Render each line of the entries below as a JSON list of strings, one string per line, omitting blank lines and leaving out the pictures.
── STORED RECORDS
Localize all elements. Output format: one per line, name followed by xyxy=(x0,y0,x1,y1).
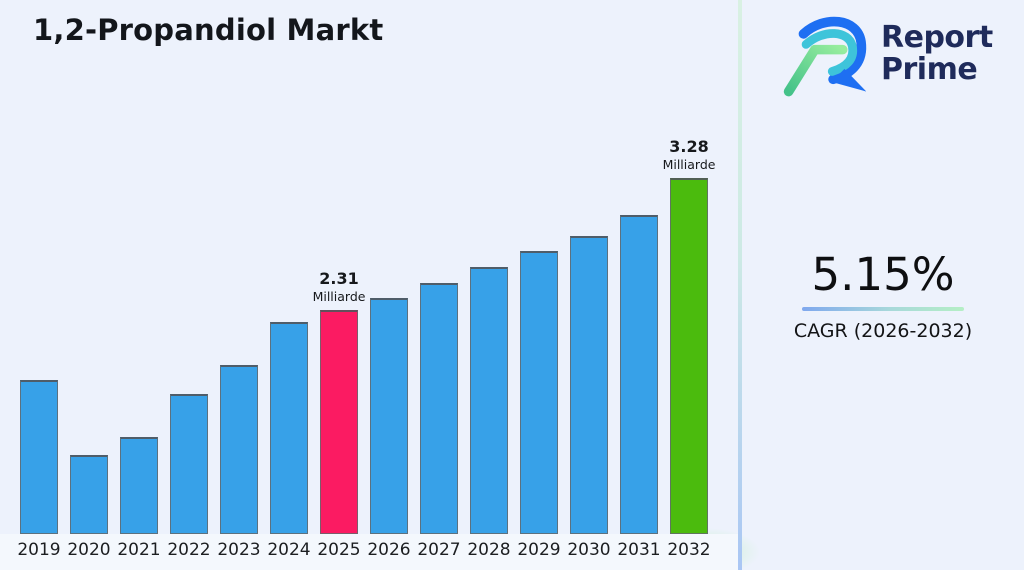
bar-column-2020 xyxy=(64,134,114,534)
brand-name-line2: Prime xyxy=(881,52,978,87)
bar-column-2027 xyxy=(414,134,464,534)
x-tick-2022: 2022 xyxy=(167,540,211,560)
bar-column-2023 xyxy=(214,134,264,534)
bar-column-2028 xyxy=(464,134,514,534)
bar-column-2022 xyxy=(164,134,214,534)
bar-2026 xyxy=(370,298,408,534)
x-tick-2027: 2027 xyxy=(417,540,461,560)
panel-separator xyxy=(738,0,742,570)
x-tick-2029: 2029 xyxy=(517,540,561,560)
x-axis-strip xyxy=(0,534,740,570)
bar-2023 xyxy=(220,365,258,534)
cagr-block: 5.15% CAGR (2026-2032) xyxy=(773,248,993,343)
x-tick-2030: 2030 xyxy=(567,540,611,560)
bar-column-2026 xyxy=(364,134,414,534)
bar-2027 xyxy=(420,283,458,534)
bar-column-2031 xyxy=(614,134,664,534)
x-tick-2019: 2019 xyxy=(17,540,61,560)
bar-2031 xyxy=(620,215,658,534)
x-tick-2020: 2020 xyxy=(67,540,111,560)
bar-2020 xyxy=(70,455,108,534)
brand-name-line1: Report xyxy=(881,20,993,55)
bar-column-2019 xyxy=(14,134,64,534)
bar-column-2021 xyxy=(114,134,164,534)
x-tick-2031: 2031 xyxy=(617,540,661,560)
x-tick-2026: 2026 xyxy=(367,540,411,560)
bottom-margin-strip xyxy=(0,570,1024,576)
bar-2019 xyxy=(20,380,58,534)
bar-chart: 2.31 Milliarde 3.28 Milliarde xyxy=(14,134,716,534)
x-tick-2025: 2025 xyxy=(317,540,361,560)
page-title: 1,2-Propandiol Markt xyxy=(33,13,384,47)
bar-value-label-2032: 3.28 Milliarde xyxy=(662,137,716,172)
bar-column-2025: 2.31 Milliarde xyxy=(312,134,366,534)
cagr-value: 5.15% xyxy=(811,248,955,301)
x-tick-2023: 2023 xyxy=(217,540,261,560)
x-axis-labels: 2019 2020 2021 2022 2023 2024 2025 2026 2027 2028… xyxy=(14,540,714,560)
x-tick-2028: 2028 xyxy=(467,540,511,560)
x-tick-2021: 2021 xyxy=(117,540,161,560)
bar-2032 xyxy=(670,178,708,534)
bar-column-2032: 3.28 Milliarde xyxy=(662,134,716,534)
brand-name: Report Prime xyxy=(881,22,993,86)
bar-2030 xyxy=(570,236,608,534)
bar-column-2024 xyxy=(264,134,314,534)
bar-2022 xyxy=(170,394,208,534)
bar-column-2029 xyxy=(514,134,564,534)
bar-2025 xyxy=(320,310,358,534)
bar-value-label-2025: 2.31 Milliarde xyxy=(312,269,366,304)
bar-2024 xyxy=(270,322,308,534)
x-tick-2024: 2024 xyxy=(267,540,311,560)
bar-2028 xyxy=(470,267,508,534)
cagr-label: CAGR (2026-2032) xyxy=(793,320,973,342)
brand-block: Report Prime xyxy=(779,10,993,98)
cagr-underline-decoration xyxy=(802,307,964,311)
bar-column-2030 xyxy=(564,134,614,534)
report-prime-logo-icon xyxy=(783,16,867,97)
bar-2029 xyxy=(520,251,558,534)
bar-2021 xyxy=(120,437,158,534)
x-tick-2032: 2032 xyxy=(667,540,711,560)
────
#### [WRITTEN SOLUTION]
[
  "Localize all elements. Output format: one per line, name followed by xyxy=(x0,y0,x1,y1).",
  "bar-column-2020 xyxy=(64,134,114,534)",
  "brand-name-line2: Prime xyxy=(881,52,978,87)",
  "bar-column-2027 xyxy=(414,134,464,534)",
  "x-tick-2022: 2022 xyxy=(167,540,211,560)",
  "bar-column-2023 xyxy=(214,134,264,534)",
  "bar-column-2028 xyxy=(464,134,514,534)",
  "bar-column-2022 xyxy=(164,134,214,534)",
  "bar-2026 xyxy=(370,298,408,534)",
  "x-tick-2027: 2027 xyxy=(417,540,461,560)",
  "panel-separator xyxy=(738,0,742,570)",
  "x-tick-2029: 2029 xyxy=(517,540,561,560)",
  "x-axis-strip xyxy=(0,534,740,570)",
  "bar-2023 xyxy=(220,365,258,534)",
  "cagr-block: 5.15% CAGR (2026-2032) xyxy=(773,248,993,343)",
  "x-tick-2030: 2030 xyxy=(567,540,611,560)",
  "bar-column-2026 xyxy=(364,134,414,534)",
  "bar-2027 xyxy=(420,283,458,534)",
  "bar-column-2031 xyxy=(614,134,664,534)",
  "x-tick-2019: 2019 xyxy=(17,540,61,560)",
  "bar-2031 xyxy=(620,215,658,534)",
  "x-tick-2020: 2020 xyxy=(67,540,111,560)",
  "bar-2020 xyxy=(70,455,108,534)",
  "brand-name-line1: Report xyxy=(881,20,993,55)",
  "bar-column-2019 xyxy=(14,134,64,534)",
  "bar-column-2021 xyxy=(114,134,164,534)",
  "x-tick-2031: 2031 xyxy=(617,540,661,560)",
  "x-tick-2026: 2026 xyxy=(367,540,411,560)",
  "bottom-margin-strip xyxy=(0,570,1024,576)",
  "bar-2019 xyxy=(20,380,58,534)",
  "bar-chart: 2.31 Milliarde 3.28 Milliarde xyxy=(14,134,716,534)",
  "x-tick-2025: 2025 xyxy=(317,540,361,560)",
  "page-title: 1,2-Propandiol Markt xyxy=(33,13,384,47)",
  "bar-value-label-2032: 3.28 Milliarde xyxy=(662,137,716,172)",
  "bar-column-2025: 2.31 Milliarde xyxy=(312,134,366,534)",
  "cagr-value: 5.15% xyxy=(811,248,955,301)",
  "x-tick-2023: 2023 xyxy=(217,540,261,560)",
  "x-axis-labels: 2019 2020 2021 2022 2023 2024 2025 2026 2027 2028… xyxy=(14,540,714,560)",
  "x-tick-2028: 2028 xyxy=(467,540,511,560)",
  "x-tick-2021: 2021 xyxy=(117,540,161,560)",
  "bar-2032 xyxy=(670,178,708,534)",
  "bar-column-2032: 3.28 Milliarde xyxy=(662,134,716,534)",
  "brand-name: Report Prime xyxy=(881,22,993,86)",
  "bar-2030 xyxy=(570,236,608,534)",
  "bar-column-2024 xyxy=(264,134,314,534)",
  "bar-2022 xyxy=(170,394,208,534)",
  "bar-column-2029 xyxy=(514,134,564,534)",
  "bar-2025 xyxy=(320,310,358,534)",
  "bar-value-label-2025: 2.31 Milliarde xyxy=(312,269,366,304)",
  "bar-2024 xyxy=(270,322,308,534)",
  "x-tick-2024: 2024 xyxy=(267,540,311,560)",
  "bar-2028 xyxy=(470,267,508,534)",
  "cagr-label: CAGR (2026-2032) xyxy=(793,320,973,342)",
  "brand-block: Report Prime xyxy=(779,10,993,98)",
  "cagr-underline-decoration xyxy=(802,307,964,311)",
  "bar-column-2030 xyxy=(564,134,614,534)",
  "report-prime-logo-icon xyxy=(783,16,867,97)",
  "bar-2029 xyxy=(520,251,558,534)",
  "bar-2021 xyxy=(120,437,158,534)",
  "x-tick-2032: 2032 xyxy=(667,540,711,560)"
]